>> Start Extracted records
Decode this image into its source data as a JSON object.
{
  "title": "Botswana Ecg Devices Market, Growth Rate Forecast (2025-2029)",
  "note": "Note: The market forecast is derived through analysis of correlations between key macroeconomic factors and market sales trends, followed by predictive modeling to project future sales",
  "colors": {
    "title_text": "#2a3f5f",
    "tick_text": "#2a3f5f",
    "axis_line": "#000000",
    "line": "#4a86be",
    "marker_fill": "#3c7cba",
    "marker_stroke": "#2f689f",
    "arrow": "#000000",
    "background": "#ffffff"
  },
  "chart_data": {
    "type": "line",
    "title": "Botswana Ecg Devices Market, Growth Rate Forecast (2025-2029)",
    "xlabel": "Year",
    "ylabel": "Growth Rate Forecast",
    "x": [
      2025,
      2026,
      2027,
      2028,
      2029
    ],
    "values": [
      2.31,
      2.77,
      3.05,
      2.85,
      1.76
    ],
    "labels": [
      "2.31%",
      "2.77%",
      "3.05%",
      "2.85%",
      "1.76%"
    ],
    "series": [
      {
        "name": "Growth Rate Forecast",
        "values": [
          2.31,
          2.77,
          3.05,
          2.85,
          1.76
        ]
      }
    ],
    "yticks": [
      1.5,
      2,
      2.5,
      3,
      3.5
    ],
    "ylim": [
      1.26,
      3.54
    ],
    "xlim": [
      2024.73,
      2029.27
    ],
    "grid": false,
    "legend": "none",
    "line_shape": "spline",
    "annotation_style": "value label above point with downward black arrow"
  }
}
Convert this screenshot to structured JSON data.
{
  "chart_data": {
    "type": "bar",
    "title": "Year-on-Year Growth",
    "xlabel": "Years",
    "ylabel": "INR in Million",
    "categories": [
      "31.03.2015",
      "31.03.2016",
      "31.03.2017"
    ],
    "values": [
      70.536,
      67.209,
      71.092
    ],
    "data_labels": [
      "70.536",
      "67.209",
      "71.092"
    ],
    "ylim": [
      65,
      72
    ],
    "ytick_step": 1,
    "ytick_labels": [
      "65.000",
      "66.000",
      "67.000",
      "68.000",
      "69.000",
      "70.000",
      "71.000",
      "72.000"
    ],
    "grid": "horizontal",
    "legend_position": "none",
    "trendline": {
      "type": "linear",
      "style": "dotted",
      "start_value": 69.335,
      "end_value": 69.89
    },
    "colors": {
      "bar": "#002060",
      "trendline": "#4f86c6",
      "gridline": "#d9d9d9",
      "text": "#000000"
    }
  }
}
>> End Extracted records
### The request
Write the listing out again, exactly as it reads.

### The response
Decode this image into its source data as a JSON object.
{
  "title": "Botswana Ecg Devices Market, Growth Rate Forecast (2025-2029)",
  "note": "Note: The market forecast is derived through analysis of correlations between key macroeconomic factors and market sales trends, followed by predictive modeling to project future sales",
  "colors": {
    "title_text": "#2a3f5f",
    "tick_text": "#2a3f5f",
    "axis_line": "#000000",
    "line": "#4a86be",
    "marker_fill": "#3c7cba",
    "marker_stroke": "#2f689f",
    "arrow": "#000000",
    "background": "#ffffff"
  },
  "chart_data": {
    "type": "line",
    "title": "Botswana Ecg Devices Market, Growth Rate Forecast (2025-2029)",
    "xlabel": "Year",
    "ylabel": "Growth Rate Forecast",
    "x": [
      2025,
      2026,
      2027,
      2028,
      2029
    ],
    "values": [
      2.31,
      2.77,
      3.05,
      2.85,
      1.76
    ],
    "labels": [
      "2.31%",
      "2.77%",
      "3.05%",
      "2.85%",
      "1.76%"
    ],
    "series": [
      {
        "name": "Growth Rate Forecast",
        "values": [
          2.31,
          2.77,
          3.05,
          2.85,
          1.76
        ]
      }
    ],
    "yticks": [
      1.5,
      2,
      2.5,
      3,
      3.5
    ],
    "ylim": [
      1.26,
      3.54
    ],
    "xlim": [
      2024.73,
      2029.27
    ],
    "grid": false,
    "legend": "none",
    "line_shape": "spline",
    "annotation_style": "value label above point with downward black arrow"
  }
}
Convert this screenshot to structured JSON data.
{
  "chart_data": {
    "type": "bar",
    "title": "Year-on-Year Growth",
    "xlabel": "Years",
    "ylabel": "INR in Million",
    "categories": [
      "31.03.2015",
      "31.03.2016",
      "31.03.2017"
    ],
    "values": [
      70.536,
      67.209,
      71.092
    ],
    "data_labels": [
      "70.536",
      "67.209",
      "71.092"
    ],
    "ylim": [
      65,
      72
    ],
    "ytick_step": 1,
    "ytick_labels": [
      "65.000",
      "66.000",
      "67.000",
      "68.000",
      "69.000",
      "70.000",
      "71.000",
      "72.000"
    ],
    "grid": "horizontal",
    "legend_position": "none",
    "trendline": {
      "type": "linear",
      "style": "dotted",
      "start_value": 69.335,
      "end_value": 69.89
    },
    "colors": {
      "bar": "#002060",
      "trendline": "#4f86c6",
      "gridline": "#d9d9d9",
      "text": "#000000"
    }
  }
}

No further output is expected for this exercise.